Exercise directions: Go through the listing beneath this task and return every line that carries the string "structured".

** begin Data listing **

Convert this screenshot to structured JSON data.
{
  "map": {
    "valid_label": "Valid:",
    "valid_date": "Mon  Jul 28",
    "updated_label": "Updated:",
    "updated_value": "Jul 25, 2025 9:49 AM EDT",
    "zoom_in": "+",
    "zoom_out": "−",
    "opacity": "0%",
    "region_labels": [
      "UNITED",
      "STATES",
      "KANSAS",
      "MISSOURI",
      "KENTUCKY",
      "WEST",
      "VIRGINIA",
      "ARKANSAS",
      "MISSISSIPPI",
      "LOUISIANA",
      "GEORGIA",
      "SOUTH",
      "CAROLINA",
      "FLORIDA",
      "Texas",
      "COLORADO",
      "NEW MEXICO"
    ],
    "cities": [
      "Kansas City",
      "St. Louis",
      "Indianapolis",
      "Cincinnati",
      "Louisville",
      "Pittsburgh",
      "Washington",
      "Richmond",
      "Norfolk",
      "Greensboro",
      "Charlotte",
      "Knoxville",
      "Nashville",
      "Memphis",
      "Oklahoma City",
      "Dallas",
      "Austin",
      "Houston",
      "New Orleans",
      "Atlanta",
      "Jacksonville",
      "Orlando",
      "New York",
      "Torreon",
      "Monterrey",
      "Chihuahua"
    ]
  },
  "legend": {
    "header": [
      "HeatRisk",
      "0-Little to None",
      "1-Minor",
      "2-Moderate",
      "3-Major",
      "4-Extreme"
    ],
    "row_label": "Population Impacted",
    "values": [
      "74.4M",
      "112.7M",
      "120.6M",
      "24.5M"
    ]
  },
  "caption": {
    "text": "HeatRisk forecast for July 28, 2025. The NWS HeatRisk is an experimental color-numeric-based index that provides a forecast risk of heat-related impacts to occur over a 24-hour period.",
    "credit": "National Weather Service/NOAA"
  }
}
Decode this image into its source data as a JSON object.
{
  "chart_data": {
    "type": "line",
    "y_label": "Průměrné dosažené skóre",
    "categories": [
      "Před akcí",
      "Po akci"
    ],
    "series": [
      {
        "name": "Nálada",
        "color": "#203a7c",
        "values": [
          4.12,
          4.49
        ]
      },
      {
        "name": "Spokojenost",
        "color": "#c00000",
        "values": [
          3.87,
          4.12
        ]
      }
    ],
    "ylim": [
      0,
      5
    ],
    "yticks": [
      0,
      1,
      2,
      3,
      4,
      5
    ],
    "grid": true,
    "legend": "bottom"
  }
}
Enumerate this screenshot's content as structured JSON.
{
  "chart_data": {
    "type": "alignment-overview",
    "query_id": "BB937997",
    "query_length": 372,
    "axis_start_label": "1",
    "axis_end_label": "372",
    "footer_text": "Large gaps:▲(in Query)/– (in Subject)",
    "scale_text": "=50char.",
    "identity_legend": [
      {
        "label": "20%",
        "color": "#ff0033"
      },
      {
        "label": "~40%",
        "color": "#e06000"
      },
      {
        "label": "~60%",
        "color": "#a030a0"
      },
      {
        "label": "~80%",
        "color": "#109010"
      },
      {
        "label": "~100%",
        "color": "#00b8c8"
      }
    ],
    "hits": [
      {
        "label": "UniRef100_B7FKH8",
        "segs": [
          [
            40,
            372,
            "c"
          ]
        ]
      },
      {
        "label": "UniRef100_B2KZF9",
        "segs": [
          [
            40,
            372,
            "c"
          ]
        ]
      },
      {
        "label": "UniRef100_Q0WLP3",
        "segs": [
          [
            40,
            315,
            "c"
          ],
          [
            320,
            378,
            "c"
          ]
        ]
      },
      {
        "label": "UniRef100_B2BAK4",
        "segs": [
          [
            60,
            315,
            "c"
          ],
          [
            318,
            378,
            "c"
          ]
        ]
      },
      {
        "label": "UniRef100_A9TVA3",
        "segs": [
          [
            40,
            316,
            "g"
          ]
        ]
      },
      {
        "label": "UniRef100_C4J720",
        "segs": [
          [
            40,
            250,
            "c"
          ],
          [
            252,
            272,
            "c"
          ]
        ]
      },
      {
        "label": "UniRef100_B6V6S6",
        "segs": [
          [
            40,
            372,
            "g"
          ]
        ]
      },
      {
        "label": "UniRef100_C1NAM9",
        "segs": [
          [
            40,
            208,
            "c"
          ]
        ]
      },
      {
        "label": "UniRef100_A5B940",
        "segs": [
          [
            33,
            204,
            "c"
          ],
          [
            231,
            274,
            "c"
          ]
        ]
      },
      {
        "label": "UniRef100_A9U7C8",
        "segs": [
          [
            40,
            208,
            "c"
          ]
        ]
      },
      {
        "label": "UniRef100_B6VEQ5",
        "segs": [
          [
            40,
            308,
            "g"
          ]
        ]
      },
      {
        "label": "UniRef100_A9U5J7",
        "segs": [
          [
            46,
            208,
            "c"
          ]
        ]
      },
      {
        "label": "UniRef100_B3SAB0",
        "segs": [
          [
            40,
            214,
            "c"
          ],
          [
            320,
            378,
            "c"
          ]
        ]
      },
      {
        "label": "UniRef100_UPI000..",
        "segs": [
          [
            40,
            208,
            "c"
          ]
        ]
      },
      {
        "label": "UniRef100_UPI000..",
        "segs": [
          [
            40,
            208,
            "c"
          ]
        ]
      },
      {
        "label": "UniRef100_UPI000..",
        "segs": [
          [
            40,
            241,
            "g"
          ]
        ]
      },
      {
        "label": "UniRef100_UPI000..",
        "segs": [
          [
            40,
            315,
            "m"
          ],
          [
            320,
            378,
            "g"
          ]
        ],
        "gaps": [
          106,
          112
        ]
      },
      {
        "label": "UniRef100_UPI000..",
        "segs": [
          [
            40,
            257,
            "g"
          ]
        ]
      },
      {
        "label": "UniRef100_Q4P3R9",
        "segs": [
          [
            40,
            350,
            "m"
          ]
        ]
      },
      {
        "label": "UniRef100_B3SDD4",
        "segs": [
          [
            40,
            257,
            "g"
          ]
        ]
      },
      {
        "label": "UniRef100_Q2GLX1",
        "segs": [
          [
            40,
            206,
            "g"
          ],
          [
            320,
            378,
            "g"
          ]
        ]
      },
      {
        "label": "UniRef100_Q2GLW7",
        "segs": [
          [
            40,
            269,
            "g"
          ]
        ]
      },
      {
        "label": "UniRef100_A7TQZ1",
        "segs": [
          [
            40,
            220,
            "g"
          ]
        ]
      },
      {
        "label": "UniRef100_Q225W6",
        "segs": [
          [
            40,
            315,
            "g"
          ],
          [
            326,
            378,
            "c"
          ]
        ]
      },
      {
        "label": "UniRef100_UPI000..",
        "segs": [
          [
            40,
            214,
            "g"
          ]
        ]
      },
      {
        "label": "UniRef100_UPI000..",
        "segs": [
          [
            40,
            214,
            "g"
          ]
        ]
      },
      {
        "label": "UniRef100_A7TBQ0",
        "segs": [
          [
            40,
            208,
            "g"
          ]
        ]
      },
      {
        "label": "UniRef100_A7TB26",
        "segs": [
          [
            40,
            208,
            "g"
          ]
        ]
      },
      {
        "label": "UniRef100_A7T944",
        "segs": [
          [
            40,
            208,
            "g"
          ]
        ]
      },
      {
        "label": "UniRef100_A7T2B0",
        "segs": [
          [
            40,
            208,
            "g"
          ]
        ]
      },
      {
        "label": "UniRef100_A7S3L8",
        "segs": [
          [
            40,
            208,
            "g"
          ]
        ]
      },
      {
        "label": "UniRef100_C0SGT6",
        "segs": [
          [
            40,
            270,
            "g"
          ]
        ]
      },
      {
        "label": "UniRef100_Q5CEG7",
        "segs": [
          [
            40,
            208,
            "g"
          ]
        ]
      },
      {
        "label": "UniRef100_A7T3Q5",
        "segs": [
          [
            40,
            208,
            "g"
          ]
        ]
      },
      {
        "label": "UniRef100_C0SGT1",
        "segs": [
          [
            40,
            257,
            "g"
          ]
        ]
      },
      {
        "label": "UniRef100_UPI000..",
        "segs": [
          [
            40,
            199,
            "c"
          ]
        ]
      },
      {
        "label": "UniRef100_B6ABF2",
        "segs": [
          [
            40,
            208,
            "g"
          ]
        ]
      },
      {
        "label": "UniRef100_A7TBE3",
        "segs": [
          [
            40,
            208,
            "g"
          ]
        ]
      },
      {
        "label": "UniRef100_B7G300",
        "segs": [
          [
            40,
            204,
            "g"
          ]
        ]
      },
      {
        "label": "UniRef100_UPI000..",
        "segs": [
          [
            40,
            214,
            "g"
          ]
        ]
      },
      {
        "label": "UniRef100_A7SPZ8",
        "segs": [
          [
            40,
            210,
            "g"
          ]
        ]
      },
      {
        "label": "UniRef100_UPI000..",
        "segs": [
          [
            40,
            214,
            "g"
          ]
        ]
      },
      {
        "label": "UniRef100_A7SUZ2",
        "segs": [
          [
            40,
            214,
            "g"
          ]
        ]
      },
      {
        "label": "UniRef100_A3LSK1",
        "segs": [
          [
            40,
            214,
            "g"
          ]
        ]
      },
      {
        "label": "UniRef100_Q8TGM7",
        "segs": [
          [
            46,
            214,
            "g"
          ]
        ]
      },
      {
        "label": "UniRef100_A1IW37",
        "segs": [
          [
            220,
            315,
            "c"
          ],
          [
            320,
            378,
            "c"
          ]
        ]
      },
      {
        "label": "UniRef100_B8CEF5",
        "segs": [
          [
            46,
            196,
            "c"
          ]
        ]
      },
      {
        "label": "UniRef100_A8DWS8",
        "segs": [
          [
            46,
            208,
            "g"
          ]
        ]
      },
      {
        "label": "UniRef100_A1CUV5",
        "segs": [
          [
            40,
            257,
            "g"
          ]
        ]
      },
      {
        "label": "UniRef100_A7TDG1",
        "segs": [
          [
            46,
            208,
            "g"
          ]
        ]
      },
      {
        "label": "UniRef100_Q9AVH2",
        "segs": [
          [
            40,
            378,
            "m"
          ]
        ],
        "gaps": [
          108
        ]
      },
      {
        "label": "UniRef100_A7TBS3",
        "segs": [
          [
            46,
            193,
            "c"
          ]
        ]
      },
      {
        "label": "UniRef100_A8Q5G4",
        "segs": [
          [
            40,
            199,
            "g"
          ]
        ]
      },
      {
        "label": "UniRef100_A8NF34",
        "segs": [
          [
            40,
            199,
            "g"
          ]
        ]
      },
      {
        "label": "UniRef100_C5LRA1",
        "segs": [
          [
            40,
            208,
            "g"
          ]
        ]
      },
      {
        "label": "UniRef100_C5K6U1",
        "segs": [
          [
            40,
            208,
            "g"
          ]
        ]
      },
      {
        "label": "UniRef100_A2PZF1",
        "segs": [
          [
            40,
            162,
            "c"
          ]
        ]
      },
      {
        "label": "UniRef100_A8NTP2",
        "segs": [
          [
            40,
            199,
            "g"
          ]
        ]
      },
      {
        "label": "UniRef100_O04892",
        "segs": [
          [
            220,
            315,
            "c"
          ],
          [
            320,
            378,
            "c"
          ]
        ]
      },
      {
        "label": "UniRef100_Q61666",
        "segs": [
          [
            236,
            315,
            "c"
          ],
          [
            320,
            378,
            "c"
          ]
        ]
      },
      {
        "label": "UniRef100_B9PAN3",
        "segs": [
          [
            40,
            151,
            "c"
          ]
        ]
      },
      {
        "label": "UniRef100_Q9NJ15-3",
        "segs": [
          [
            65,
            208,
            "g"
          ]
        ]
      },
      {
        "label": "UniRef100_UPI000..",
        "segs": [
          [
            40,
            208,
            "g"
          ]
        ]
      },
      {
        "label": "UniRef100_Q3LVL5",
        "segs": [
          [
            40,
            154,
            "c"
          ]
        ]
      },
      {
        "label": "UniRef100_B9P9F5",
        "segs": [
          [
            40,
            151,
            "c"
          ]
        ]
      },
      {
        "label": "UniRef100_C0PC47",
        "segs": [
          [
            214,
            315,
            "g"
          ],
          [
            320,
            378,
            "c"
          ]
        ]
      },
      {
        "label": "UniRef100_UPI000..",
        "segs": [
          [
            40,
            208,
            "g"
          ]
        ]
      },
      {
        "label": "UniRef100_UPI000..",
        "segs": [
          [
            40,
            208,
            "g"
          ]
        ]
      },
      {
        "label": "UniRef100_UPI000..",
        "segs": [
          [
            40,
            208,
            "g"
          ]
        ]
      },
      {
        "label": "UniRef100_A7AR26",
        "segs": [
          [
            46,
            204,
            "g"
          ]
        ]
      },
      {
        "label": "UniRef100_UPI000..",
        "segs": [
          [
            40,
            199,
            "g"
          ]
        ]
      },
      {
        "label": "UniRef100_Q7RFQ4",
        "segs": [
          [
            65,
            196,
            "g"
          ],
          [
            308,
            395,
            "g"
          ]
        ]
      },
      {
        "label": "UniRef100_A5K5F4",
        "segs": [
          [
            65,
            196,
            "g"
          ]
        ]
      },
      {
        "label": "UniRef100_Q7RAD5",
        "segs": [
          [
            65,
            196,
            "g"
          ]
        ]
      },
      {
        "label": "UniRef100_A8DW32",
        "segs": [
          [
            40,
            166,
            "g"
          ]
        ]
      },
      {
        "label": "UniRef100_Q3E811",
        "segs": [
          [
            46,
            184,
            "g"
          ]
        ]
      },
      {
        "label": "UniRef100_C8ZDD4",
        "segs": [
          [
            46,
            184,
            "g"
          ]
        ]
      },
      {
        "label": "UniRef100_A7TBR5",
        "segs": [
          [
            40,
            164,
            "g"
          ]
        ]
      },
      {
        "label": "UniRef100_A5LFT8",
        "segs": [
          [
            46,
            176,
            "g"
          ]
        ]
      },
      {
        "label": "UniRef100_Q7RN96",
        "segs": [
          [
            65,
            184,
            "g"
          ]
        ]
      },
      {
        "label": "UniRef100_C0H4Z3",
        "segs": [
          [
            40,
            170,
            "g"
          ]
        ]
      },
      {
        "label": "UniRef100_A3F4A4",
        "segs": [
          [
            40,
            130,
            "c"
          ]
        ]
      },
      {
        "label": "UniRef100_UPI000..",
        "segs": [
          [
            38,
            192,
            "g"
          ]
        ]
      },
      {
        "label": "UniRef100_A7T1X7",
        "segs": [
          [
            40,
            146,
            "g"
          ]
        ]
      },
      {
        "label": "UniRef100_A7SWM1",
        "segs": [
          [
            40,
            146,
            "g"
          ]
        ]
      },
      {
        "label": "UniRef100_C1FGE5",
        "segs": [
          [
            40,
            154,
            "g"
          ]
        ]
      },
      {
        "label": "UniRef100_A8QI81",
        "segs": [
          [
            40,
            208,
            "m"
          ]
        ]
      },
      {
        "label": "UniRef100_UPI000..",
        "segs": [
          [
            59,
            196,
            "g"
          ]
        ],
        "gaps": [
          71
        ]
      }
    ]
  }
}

** end Data listing **

The response:
Convert this screenshot to structured JSON data.
Enumerate this screenshot's content as structured JSON.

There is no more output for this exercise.